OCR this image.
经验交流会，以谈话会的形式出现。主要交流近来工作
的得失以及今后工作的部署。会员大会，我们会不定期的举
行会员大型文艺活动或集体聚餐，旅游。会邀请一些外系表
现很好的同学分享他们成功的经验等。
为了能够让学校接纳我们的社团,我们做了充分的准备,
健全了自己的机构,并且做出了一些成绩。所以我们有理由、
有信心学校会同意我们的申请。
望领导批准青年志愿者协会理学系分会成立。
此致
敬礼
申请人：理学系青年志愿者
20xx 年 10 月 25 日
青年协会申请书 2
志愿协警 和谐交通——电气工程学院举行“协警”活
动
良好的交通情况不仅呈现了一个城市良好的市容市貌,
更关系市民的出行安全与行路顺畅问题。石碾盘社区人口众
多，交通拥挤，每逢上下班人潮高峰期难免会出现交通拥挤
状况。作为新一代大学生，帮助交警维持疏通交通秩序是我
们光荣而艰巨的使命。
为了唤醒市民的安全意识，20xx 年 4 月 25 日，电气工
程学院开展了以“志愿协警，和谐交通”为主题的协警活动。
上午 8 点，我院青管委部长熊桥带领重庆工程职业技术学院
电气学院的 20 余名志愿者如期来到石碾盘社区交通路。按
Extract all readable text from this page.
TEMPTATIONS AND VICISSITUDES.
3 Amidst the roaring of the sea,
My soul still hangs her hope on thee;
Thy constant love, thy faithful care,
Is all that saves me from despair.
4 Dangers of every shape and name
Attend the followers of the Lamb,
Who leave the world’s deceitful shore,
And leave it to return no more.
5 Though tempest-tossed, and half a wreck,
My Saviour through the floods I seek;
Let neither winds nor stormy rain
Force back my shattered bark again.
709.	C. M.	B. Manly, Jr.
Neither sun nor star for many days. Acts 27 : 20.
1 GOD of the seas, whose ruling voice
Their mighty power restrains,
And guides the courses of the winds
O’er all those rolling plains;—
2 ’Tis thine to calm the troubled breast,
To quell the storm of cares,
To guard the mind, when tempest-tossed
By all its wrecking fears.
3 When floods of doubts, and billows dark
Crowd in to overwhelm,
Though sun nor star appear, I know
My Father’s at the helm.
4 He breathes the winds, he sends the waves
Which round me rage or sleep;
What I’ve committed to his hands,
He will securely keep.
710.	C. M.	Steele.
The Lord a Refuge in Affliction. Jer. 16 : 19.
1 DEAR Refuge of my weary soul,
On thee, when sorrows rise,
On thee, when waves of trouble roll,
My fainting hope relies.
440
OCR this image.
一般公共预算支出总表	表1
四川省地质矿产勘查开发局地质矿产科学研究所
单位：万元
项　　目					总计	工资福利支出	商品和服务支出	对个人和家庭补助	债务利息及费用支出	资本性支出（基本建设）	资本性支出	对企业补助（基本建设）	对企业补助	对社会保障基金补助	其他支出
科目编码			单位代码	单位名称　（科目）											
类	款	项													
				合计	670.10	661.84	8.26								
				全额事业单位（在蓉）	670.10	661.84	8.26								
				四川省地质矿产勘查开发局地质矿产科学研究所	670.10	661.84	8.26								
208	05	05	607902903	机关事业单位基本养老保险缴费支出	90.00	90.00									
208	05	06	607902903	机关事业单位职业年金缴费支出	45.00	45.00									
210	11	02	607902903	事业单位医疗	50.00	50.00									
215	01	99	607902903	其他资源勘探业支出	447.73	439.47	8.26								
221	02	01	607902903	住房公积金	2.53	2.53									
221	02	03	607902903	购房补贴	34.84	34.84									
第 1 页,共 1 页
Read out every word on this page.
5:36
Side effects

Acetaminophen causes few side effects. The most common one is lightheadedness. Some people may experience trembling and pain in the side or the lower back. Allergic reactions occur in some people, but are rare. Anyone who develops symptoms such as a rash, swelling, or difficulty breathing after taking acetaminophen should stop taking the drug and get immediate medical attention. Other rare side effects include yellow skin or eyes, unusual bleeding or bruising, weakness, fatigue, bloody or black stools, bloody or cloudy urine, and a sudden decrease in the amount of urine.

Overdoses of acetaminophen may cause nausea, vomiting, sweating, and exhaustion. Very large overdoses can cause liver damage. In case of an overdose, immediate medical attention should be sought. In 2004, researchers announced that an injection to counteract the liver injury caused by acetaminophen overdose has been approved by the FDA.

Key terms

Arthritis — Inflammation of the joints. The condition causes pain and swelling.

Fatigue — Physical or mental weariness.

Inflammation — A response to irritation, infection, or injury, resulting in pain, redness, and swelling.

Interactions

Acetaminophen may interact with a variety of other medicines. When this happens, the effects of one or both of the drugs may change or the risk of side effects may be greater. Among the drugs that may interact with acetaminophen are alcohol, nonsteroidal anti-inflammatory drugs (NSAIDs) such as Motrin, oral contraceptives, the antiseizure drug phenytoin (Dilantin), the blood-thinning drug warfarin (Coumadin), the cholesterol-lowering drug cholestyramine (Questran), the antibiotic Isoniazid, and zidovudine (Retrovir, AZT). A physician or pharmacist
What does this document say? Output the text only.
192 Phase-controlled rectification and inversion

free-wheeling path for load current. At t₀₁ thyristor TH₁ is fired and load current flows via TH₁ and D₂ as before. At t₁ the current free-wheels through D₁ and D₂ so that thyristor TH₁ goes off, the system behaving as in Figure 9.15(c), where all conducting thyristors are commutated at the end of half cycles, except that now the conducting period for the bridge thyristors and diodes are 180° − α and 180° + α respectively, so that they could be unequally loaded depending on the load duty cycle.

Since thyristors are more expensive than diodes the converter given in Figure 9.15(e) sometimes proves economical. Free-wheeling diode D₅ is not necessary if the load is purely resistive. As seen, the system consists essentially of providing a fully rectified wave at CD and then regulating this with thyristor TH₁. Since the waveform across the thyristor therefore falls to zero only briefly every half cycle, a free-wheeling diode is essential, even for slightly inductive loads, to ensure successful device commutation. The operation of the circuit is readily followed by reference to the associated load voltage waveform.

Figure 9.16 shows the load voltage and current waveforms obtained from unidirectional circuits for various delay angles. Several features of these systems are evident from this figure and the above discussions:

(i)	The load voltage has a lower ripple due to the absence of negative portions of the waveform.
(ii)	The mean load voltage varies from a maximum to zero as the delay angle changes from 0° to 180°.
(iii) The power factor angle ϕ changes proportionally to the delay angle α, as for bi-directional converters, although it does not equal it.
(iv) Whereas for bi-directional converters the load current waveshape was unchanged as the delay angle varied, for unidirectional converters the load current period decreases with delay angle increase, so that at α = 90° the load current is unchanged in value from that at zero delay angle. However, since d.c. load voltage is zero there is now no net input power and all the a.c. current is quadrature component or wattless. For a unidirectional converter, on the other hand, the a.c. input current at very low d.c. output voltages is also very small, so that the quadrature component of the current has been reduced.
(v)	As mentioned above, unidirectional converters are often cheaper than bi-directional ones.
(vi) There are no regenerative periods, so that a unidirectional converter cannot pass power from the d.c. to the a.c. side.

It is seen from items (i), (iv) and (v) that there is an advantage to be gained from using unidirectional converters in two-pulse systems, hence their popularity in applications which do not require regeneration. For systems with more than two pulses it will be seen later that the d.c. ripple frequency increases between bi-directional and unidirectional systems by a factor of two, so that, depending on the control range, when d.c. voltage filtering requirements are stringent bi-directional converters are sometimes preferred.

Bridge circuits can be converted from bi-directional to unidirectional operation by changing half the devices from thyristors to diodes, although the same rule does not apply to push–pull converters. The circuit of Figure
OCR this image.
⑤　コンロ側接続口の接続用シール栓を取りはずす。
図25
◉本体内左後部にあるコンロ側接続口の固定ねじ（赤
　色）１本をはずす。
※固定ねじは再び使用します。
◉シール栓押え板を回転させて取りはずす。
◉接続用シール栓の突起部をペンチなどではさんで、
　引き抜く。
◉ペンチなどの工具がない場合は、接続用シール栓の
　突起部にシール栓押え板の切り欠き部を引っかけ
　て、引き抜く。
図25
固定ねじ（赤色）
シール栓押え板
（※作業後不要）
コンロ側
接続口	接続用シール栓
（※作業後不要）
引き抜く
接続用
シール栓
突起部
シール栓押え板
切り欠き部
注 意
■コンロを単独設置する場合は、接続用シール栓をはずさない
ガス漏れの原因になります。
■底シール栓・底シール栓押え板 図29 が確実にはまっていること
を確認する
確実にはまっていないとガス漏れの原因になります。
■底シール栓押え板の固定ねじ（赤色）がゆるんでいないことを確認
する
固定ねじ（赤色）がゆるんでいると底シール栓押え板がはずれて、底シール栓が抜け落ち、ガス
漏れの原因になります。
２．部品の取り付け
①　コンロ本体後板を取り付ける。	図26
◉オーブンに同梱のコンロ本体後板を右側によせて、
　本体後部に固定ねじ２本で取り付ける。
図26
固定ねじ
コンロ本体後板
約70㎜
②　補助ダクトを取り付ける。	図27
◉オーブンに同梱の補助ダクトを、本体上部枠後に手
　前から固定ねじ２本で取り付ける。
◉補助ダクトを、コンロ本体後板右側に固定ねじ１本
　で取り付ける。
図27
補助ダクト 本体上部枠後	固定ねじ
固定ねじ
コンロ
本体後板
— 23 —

** Written instruction **
Which lines hold the word "systems"? Show each one.

** Solution to the problem **
Figure 9.16 shows the load voltage and current waveforms obtained from unidirectional circuits for various delay angles. Several features of these systems are evident from this figure and the above discussions:
It is seen from items (i), (iv) and (v) that there is an advantage to be gained from using unidirectional converters in two-pulse systems, hence their popularity in applications which do not require regeneration. For systems with more than two pulses it will be seen later that the d.c. ripple frequency increases between bi-directional and unidirectional systems by a factor of two, so that, depending on the control range, when d.c. voltage filtering requirements are stringent bi-directional converters are sometimes preferred.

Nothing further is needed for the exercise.